▶ [Text segment]

By examining the results shown in Table 13, it can be seen that the Bronx had the highest annual complaint rate per 1,000 people in four out of the 10 categories of complaint types; and in six of these categories, this borough displayed a complaint rate that was 20% higher than the overall complaint rate of New York City.

Similarly, Table 13 was also used to analyze the other boroughs and make the corresponding recommendations (see the Recommendations Section).

Number of Complaints According to Responsible Government Agency ¶

In [58]:
agency_year = (
    major_complaints["agency"]
    .value_counts()
    .rename_axis("agency")
    .reset_index(name="number_of_complaints")
)

# Visualize most frequent complaint types
fig, ax = plt.subplots()
ax.set_ylabel("Number of Complaints", fontsize=12)
ax.set_title("Figure 6. NYC's Most Frequent Complaints Accordin to Agency", fontsize=12)
plt.xticks(rotation=30, ha="right")
ax.set_facecolor("white")
ax.yaxis.set_major_formatter(mpl.ticker.StrMethodFormatter("{x:,.0f}"))

ax.bar(
    x=agency_year["agency"],
    height=agency_year["number_of_complaints"],
    color="darkblue",
    width=0.7,
)
ax.grid(axis="y")

NYPD: New York City Police Department
DSNY: Department of Sanitation of New York City
HPD: Department of Housing Preservation and Development
DOT: Department of Transportation
*DEP: Department of Environmental Protection

In [59]:
complaints_nypd = major_complaints.loc[(major_complaints["agency"] == "NYPD")]
# nypd = major_complaints["agency_name"] == "New York City Police Department"
nypd_proportion = create_proportion(complaints_nypd, 5, slices_col="complaint_type")


axes = nypd_proportion.plot(
    kind="pie",
    y="proportion",
    labels=nypd_proportion["complaint_type"],
    startangle=90,
    autopct="%.0f%%",
    legend=None,
    counterclock=False,
    # ax=axes[0],
    ylabel="",
    figsize=(12, 4),
)
axes.set_title("Figure 7. Complaints Directed to NYPD", color="black", fontsize=12)
# axes[1].set_title("Illegal Parking", color="r", fontsize=14)
plt.setp(autopcts, **{"color": "white", "weight": "bold", "fontsize": 9})

▶ [Data lines]
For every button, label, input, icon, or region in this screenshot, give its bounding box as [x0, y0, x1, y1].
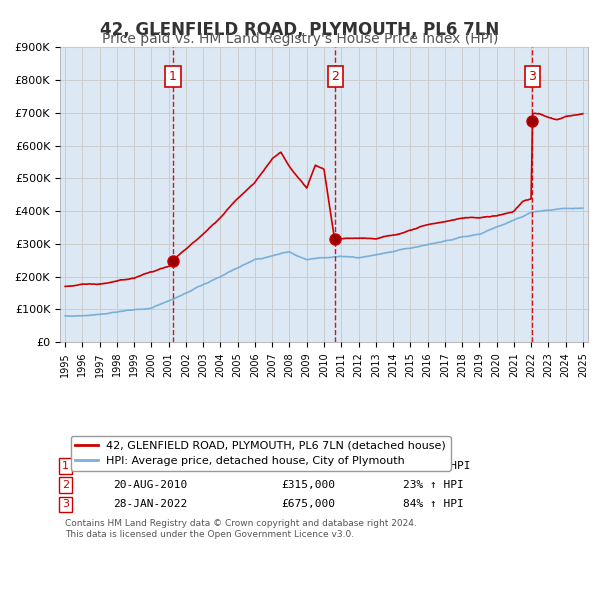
Text: 117% ↑ HPI: 117% ↑ HPI — [403, 461, 471, 471]
Text: 2: 2 — [62, 480, 69, 490]
Legend: 42, GLENFIELD ROAD, PLYMOUTH, PL6 7LN (detached house), HPI: Average price, deta: 42, GLENFIELD ROAD, PLYMOUTH, PL6 7LN (d… — [71, 436, 451, 471]
Text: 1: 1 — [169, 70, 177, 83]
Text: 3: 3 — [62, 500, 69, 509]
Text: 2: 2 — [331, 70, 339, 83]
Text: £315,000: £315,000 — [282, 480, 336, 490]
Text: 23% ↑ HPI: 23% ↑ HPI — [403, 480, 464, 490]
Text: 28-MAR-2001: 28-MAR-2001 — [113, 461, 187, 471]
Text: Price paid vs. HM Land Registry's House Price Index (HPI): Price paid vs. HM Land Registry's House … — [102, 32, 498, 47]
Text: Contains HM Land Registry data © Crown copyright and database right 2024.
This d: Contains HM Land Registry data © Crown c… — [65, 519, 417, 539]
Text: 28-JAN-2022: 28-JAN-2022 — [113, 500, 187, 509]
Text: 20-AUG-2010: 20-AUG-2010 — [113, 480, 187, 490]
Text: 3: 3 — [529, 70, 536, 83]
Text: 1: 1 — [62, 461, 69, 471]
Text: 84% ↑ HPI: 84% ↑ HPI — [403, 500, 464, 509]
Text: £675,000: £675,000 — [282, 500, 336, 509]
Text: 42, GLENFIELD ROAD, PLYMOUTH, PL6 7LN: 42, GLENFIELD ROAD, PLYMOUTH, PL6 7LN — [100, 21, 500, 39]
Text: £249,000: £249,000 — [282, 461, 336, 471]
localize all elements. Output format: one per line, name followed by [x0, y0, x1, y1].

▶ [Task objective]
In the analysis of New York City complaints, in how many of the 10 complaint categories did the Bronx have the highest annual complaint rate per 1,000 people?

▶ [Result of the task]
Four of the 10 categories.